§ YOUR OBJECTIVE:
From the entries below, copy out every line with "PIVOT" in it.

[Data entries]
▬▬▬▬▬▬▬▬▬▬
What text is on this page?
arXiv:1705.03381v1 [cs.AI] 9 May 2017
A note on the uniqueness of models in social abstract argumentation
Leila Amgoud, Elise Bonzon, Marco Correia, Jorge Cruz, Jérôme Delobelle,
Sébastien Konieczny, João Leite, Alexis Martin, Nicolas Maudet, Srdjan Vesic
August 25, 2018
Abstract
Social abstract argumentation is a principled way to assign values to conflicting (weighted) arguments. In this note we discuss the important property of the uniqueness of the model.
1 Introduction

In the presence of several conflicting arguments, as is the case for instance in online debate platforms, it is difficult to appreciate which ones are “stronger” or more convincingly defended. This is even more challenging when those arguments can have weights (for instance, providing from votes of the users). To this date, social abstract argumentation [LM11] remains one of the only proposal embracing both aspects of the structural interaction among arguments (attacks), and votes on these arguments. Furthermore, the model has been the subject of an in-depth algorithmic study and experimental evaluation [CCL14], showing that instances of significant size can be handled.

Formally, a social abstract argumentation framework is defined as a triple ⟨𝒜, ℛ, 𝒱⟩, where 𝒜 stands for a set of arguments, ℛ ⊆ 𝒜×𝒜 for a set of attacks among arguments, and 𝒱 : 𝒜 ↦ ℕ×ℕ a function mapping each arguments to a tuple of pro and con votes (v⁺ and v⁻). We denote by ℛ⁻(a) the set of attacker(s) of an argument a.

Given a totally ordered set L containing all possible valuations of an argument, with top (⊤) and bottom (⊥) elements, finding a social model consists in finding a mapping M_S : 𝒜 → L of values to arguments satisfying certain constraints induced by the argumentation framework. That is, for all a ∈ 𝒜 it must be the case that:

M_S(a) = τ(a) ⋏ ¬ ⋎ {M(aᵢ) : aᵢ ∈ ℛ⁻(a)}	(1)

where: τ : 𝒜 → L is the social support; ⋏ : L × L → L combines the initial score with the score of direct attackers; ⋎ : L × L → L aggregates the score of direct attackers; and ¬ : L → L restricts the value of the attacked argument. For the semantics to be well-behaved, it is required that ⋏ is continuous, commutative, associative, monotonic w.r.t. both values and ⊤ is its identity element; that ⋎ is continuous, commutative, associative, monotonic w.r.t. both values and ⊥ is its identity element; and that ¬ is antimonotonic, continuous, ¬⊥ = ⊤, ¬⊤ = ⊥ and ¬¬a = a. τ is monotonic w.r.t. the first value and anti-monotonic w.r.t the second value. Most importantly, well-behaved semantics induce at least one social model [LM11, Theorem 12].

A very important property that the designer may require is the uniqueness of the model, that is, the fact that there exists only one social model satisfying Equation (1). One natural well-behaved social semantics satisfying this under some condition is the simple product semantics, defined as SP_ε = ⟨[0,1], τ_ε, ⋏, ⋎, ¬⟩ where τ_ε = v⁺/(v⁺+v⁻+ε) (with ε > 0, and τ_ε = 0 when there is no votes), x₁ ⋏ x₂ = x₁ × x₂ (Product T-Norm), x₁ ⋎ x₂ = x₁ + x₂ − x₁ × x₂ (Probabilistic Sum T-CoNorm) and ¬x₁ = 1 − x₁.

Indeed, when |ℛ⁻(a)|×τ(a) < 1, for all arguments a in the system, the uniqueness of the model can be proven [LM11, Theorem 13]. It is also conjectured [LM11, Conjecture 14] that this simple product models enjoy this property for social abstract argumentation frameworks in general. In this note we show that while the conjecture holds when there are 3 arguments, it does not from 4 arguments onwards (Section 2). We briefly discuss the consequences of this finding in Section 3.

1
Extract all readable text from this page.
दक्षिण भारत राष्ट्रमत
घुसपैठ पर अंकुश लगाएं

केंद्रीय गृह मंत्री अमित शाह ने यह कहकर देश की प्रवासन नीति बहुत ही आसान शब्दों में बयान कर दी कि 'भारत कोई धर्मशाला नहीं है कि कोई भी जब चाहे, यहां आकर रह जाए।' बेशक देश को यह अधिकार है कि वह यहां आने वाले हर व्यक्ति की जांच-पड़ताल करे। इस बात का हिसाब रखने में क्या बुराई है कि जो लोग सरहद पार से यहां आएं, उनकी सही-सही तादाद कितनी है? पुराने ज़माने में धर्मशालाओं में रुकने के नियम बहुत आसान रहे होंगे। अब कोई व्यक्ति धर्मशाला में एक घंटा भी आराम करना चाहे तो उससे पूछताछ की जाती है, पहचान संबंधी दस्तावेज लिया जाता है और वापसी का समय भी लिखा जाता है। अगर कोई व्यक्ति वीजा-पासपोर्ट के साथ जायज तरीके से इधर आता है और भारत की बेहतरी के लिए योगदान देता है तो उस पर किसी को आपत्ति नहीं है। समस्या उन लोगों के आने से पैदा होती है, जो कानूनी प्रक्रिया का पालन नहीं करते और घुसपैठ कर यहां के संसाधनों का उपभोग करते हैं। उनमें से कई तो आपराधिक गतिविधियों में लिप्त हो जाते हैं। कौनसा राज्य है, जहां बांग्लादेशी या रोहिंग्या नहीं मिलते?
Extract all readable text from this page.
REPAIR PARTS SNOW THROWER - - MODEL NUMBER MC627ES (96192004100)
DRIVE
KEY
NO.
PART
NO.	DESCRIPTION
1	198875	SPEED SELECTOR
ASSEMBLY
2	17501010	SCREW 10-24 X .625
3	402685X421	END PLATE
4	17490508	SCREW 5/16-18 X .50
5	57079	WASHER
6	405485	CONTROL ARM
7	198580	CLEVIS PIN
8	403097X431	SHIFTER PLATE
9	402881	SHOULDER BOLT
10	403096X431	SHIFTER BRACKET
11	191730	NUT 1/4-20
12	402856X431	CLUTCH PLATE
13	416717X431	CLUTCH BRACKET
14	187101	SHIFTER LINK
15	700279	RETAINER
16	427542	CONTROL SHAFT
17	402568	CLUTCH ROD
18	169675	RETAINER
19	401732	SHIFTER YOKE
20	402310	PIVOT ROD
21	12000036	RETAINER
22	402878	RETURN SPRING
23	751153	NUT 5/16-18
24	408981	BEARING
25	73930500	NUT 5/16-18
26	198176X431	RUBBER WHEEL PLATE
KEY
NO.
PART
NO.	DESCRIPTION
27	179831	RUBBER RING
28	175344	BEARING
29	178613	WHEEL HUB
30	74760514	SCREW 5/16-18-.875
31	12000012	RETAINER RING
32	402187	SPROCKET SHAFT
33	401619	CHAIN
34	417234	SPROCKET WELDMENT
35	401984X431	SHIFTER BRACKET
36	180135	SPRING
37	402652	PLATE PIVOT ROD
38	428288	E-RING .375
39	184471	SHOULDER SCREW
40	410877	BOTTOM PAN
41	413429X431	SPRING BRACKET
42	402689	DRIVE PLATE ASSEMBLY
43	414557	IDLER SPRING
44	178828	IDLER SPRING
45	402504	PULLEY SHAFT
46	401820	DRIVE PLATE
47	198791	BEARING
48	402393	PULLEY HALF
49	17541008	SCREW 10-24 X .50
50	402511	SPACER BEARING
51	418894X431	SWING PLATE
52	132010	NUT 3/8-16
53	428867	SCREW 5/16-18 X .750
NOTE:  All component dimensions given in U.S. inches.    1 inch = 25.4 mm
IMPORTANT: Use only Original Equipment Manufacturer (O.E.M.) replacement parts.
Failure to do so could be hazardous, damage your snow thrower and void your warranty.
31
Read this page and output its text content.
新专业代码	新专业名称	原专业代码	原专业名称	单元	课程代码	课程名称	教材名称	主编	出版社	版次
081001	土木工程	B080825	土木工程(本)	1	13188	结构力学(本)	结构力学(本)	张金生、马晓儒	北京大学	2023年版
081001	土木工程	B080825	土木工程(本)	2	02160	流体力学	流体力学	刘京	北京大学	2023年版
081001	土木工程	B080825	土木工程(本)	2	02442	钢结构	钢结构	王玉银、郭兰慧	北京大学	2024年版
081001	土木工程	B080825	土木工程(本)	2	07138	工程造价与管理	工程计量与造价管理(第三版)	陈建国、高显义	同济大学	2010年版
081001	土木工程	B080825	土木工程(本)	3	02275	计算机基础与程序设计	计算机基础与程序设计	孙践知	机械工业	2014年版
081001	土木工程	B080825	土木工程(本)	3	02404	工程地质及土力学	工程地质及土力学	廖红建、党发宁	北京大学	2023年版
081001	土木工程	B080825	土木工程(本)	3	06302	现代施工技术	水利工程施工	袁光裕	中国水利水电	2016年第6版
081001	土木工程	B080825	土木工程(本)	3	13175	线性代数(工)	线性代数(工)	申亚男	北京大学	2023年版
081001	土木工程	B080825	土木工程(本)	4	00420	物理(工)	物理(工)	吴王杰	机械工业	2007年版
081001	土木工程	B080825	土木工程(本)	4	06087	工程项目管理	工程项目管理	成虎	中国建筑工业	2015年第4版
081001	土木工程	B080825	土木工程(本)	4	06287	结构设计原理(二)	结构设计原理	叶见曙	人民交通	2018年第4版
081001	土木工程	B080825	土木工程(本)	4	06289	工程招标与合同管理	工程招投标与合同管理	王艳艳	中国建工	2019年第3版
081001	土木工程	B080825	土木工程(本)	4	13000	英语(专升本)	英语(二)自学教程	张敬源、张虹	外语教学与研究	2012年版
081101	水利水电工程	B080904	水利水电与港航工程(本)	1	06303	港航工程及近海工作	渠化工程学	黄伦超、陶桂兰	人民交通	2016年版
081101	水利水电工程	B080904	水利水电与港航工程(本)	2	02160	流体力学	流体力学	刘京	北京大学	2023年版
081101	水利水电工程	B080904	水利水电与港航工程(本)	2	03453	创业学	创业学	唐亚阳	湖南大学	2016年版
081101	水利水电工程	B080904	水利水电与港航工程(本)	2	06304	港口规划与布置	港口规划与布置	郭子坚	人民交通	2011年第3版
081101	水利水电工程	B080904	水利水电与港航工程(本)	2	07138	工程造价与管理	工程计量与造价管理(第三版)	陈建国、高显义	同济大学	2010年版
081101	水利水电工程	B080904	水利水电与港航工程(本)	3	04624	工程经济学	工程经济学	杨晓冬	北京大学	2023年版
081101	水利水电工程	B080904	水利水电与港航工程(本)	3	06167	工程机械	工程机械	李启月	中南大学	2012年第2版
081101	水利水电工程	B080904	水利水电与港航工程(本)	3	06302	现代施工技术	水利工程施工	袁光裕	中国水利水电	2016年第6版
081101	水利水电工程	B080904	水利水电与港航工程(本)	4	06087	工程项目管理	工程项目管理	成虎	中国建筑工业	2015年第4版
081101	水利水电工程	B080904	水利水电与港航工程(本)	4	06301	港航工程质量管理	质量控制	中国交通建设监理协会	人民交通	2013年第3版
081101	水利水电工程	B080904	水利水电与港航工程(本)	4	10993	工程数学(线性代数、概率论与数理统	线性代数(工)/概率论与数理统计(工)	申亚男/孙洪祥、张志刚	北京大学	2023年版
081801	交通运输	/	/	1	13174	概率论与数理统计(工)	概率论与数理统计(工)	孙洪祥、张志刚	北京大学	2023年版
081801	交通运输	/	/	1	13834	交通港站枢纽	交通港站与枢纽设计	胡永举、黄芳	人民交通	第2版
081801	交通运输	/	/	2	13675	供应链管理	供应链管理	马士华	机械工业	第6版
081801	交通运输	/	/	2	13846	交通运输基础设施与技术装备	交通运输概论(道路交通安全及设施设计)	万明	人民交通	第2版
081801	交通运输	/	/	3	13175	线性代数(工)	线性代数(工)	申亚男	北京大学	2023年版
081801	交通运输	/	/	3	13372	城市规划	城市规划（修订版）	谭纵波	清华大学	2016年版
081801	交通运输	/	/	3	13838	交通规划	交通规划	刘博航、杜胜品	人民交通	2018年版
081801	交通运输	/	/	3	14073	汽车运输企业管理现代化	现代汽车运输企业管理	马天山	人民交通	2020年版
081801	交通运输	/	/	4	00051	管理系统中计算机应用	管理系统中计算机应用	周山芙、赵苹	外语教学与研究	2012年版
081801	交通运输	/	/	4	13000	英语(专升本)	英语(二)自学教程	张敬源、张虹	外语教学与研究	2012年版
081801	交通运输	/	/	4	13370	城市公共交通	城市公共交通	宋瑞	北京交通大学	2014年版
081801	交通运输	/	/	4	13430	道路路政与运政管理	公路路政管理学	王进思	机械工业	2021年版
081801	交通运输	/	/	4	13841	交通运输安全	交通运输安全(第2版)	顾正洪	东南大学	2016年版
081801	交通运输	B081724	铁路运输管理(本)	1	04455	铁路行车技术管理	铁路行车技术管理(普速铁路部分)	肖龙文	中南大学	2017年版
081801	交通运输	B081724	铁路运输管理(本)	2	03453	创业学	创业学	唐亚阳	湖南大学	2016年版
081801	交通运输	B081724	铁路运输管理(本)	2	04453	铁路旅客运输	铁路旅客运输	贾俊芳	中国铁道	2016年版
▬▬▬▬▬▬▬▬▬▬
§ SOLUTION TO THE PROBLEM:
20	402310	PIVOT ROD
37	402652	PLATE PIVOT ROD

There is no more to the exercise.